### THE PROBLEM
The data below should be restated word for word, with every picture omitted.

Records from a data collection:

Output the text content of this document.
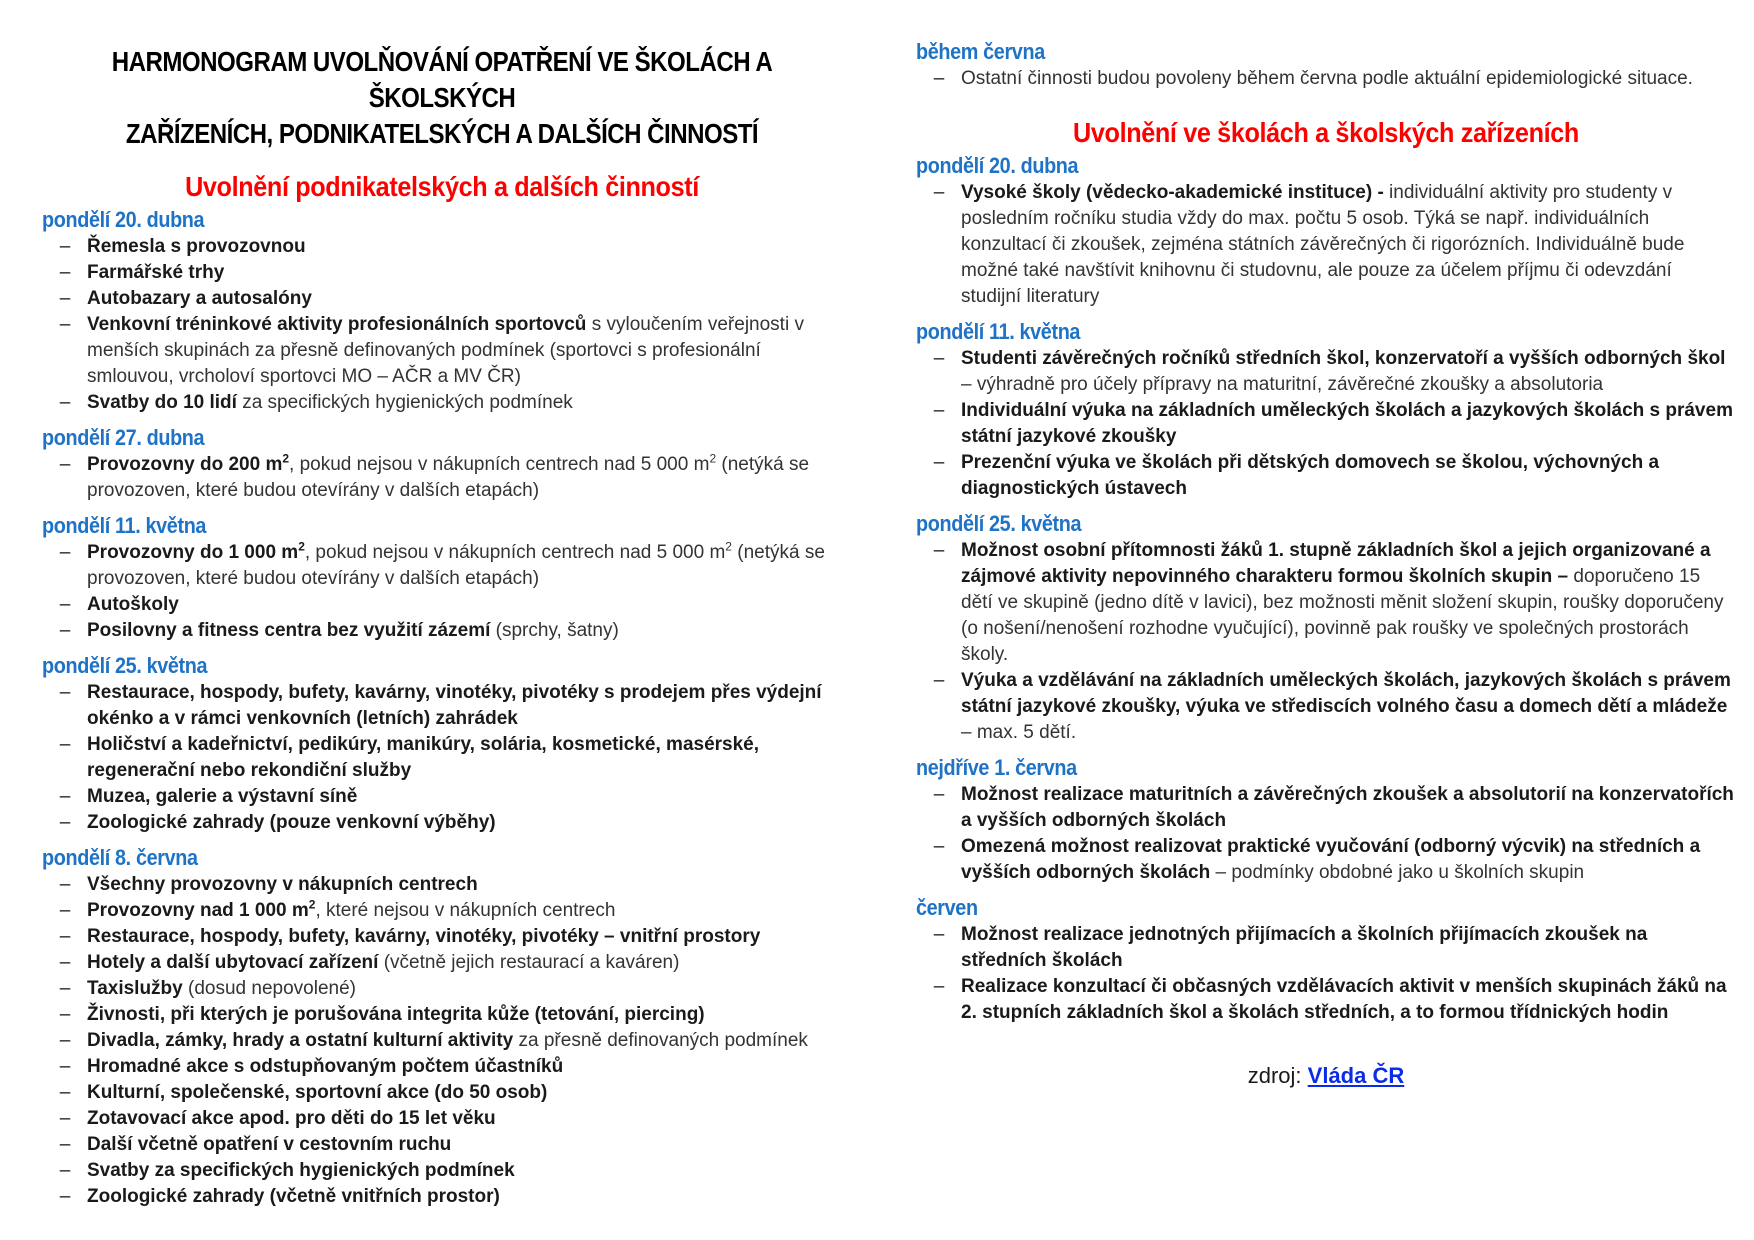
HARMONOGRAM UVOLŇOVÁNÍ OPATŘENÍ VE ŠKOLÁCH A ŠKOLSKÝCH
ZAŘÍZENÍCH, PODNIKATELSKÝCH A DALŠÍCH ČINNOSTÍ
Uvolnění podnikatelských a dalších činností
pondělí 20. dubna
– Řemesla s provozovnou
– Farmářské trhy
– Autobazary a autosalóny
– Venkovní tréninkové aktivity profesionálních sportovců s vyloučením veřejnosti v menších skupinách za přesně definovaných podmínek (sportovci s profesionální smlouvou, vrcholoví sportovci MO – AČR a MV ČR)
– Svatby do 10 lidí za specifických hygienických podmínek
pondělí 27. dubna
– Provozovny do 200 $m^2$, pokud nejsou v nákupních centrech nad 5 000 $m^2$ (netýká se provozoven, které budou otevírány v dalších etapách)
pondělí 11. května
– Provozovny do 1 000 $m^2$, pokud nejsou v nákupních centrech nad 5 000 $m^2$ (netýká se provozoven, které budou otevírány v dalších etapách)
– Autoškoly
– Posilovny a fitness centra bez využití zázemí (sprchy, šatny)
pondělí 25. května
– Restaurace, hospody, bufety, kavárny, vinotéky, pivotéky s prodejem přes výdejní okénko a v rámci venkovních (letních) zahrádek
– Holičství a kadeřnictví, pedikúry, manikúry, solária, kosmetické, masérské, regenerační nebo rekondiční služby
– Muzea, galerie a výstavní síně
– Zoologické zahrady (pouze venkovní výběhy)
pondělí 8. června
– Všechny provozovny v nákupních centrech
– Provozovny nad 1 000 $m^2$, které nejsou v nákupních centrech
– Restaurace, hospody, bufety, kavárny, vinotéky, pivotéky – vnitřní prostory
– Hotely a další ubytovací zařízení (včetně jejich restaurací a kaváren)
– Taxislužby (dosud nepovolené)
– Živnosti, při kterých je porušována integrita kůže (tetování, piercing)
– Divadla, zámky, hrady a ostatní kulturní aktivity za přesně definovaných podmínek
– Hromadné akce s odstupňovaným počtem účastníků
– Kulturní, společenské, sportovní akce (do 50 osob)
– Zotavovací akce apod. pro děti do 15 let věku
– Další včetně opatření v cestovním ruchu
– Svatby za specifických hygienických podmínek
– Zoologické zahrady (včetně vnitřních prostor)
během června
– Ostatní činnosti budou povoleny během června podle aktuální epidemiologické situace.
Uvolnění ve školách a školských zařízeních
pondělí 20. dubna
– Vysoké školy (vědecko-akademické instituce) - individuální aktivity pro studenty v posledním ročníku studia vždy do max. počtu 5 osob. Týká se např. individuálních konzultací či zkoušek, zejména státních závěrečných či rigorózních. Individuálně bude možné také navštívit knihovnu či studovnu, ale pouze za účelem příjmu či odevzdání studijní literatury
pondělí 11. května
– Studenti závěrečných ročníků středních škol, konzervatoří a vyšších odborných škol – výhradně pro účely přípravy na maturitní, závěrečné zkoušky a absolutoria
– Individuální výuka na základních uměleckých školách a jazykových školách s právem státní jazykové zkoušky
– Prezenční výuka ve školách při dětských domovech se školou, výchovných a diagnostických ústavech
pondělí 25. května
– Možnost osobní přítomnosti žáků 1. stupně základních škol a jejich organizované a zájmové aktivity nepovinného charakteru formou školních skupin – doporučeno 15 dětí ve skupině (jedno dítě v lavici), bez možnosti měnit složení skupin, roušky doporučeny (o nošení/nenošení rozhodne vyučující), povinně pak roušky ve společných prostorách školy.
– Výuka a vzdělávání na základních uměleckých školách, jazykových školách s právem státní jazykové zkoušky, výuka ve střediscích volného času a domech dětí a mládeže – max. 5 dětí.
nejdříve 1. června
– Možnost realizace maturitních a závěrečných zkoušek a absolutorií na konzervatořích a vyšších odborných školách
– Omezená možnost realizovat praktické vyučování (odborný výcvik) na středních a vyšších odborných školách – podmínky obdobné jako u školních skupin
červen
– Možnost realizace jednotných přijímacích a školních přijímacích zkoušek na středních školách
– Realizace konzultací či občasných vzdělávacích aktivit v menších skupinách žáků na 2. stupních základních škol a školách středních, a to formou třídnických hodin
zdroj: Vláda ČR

### SOLUTION TO THE EXERCISE
Output the text content of this document.
HARMONOGRAM UVOLŇOVÁNÍ OPATŘENÍ VE ŠKOLÁCH A ŠKOLSKÝCH
ZAŘÍZENÍCH, PODNIKATELSKÝCH A DALŠÍCH ČINNOSTÍ
Uvolnění podnikatelských a dalších činností
pondělí 20. dubna
– Řemesla s provozovnou
– Farmářské trhy
– Autobazary a autosalóny
– Venkovní tréninkové aktivity profesionálních sportovců s vyloučením veřejnosti v menších skupinách za přesně definovaných podmínek (sportovci s profesionální smlouvou, vrcholoví sportovci MO – AČR a MV ČR)
– Svatby do 10 lidí za specifických hygienických podmínek
pondělí 27. dubna
– Provozovny do 200 $m^2$, pokud nejsou v nákupních centrech nad 5 000 $m^2$ (netýká se provozoven, které budou otevírány v dalších etapách)
pondělí 11. května
– Provozovny do 1 000 $m^2$, pokud nejsou v nákupních centrech nad 5 000 $m^2$ (netýká se provozoven, které budou otevírány v dalších etapách)
– Autoškoly
– Posilovny a fitness centra bez využití zázemí (sprchy, šatny)
pondělí 25. května
– Restaurace, hospody, bufety, kavárny, vinotéky, pivotéky s prodejem přes výdejní okénko a v rámci venkovních (letních) zahrádek
– Holičství a kadeřnictví, pedikúry, manikúry, solária, kosmetické, masérské, regenerační nebo rekondiční služby
– Muzea, galerie a výstavní síně
– Zoologické zahrady (pouze venkovní výběhy)
pondělí 8. června
– Všechny provozovny v nákupních centrech
– Provozovny nad 1 000 $m^2$, které nejsou v nákupních centrech
– Restaurace, hospody, bufety, kavárny, vinotéky, pivotéky – vnitřní prostory
– Hotely a další ubytovací zařízení (včetně jejich restaurací a kaváren)
– Taxislužby (dosud nepovolené)
– Živnosti, při kterých je porušována integrita kůže (tetování, piercing)
– Divadla, zámky, hrady a ostatní kulturní aktivity za přesně definovaných podmínek
– Hromadné akce s odstupňovaným počtem účastníků
– Kulturní, společenské, sportovní akce (do 50 osob)
– Zotavovací akce apod. pro děti do 15 let věku
– Další včetně opatření v cestovním ruchu
– Svatby za specifických hygienických podmínek
– Zoologické zahrady (včetně vnitřních prostor)
během června
– Ostatní činnosti budou povoleny během června podle aktuální epidemiologické situace.
Uvolnění ve školách a školských zařízeních
pondělí 20. dubna
– Vysoké školy (vědecko-akademické instituce) - individuální aktivity pro studenty v posledním ročníku studia vždy do max. počtu 5 osob. Týká se např. individuálních konzultací či zkoušek, zejména státních závěrečných či rigorózních. Individuálně bude možné také navštívit knihovnu či studovnu, ale pouze za účelem příjmu či odevzdání studijní literatury
pondělí 11. května
– Studenti závěrečných ročníků středních škol, konzervatoří a vyšších odborných škol – výhradně pro účely přípravy na maturitní, závěrečné zkoušky a absolutoria
– Individuální výuka na základních uměleckých školách a jazykových školách s právem státní jazykové zkoušky
– Prezenční výuka ve školách při dětských domovech se školou, výchovných a diagnostických ústavech
pondělí 25. května
– Možnost osobní přítomnosti žáků 1. stupně základních škol a jejich organizované a zájmové aktivity nepovinného charakteru formou školních skupin – doporučeno 15 dětí ve skupině (jedno dítě v lavici), bez možnosti měnit složení skupin, roušky doporučeny (o nošení/nenošení rozhodne vyučující), povinně pak roušky ve společných prostorách školy.
– Výuka a vzdělávání na základních uměleckých školách, jazykových školách s právem státní jazykové zkoušky, výuka ve střediscích volného času a domech dětí a mládeže – max. 5 dětí.
nejdříve 1. června
– Možnost realizace maturitních a závěrečných zkoušek a absolutorií na konzervatořích a vyšších odborných školách
– Omezená možnost realizovat praktické vyučování (odborný výcvik) na středních a vyšších odborných školách – podmínky obdobné jako u školních skupin
červen
– Možnost realizace jednotných přijímacích a školních přijímacích zkoušek na středních školách
– Realizace konzultací či občasných vzdělávacích aktivit v menších skupinách žáků na 2. stupních základních škol a školách středních, a to formou třídnických hodin
zdroj: Vláda ČR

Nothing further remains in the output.